Brief =
Look through the listing below and work out how many of its lines hold the word "icon". Give only the number.

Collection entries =
◆ ◆ ◆ ◆ ◆

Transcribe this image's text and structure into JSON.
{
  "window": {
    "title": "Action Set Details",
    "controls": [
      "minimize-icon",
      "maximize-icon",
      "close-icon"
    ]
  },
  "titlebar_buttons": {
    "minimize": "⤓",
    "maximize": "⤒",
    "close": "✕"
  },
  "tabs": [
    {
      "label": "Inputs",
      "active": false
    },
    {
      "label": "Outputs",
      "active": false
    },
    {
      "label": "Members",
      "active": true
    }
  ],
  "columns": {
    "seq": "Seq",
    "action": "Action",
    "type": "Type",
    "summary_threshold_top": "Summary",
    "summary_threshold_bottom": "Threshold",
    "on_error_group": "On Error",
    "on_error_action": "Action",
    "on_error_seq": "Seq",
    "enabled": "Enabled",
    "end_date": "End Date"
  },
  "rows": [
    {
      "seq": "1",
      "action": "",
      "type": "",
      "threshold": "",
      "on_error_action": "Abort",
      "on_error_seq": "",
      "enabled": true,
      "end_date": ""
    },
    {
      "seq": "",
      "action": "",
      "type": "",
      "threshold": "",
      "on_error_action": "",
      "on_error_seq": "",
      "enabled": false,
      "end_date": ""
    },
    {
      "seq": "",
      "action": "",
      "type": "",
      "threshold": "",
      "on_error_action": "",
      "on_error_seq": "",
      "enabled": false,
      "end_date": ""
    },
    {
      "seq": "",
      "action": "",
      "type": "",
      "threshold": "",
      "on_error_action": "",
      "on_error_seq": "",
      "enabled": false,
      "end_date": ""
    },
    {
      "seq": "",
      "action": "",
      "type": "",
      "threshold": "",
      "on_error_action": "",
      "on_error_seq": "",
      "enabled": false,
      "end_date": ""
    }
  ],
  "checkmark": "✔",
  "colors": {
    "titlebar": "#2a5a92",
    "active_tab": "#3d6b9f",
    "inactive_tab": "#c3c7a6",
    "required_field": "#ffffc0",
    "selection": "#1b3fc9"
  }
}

◆ ◆ ◆ ◆ ◆

Written solution =
3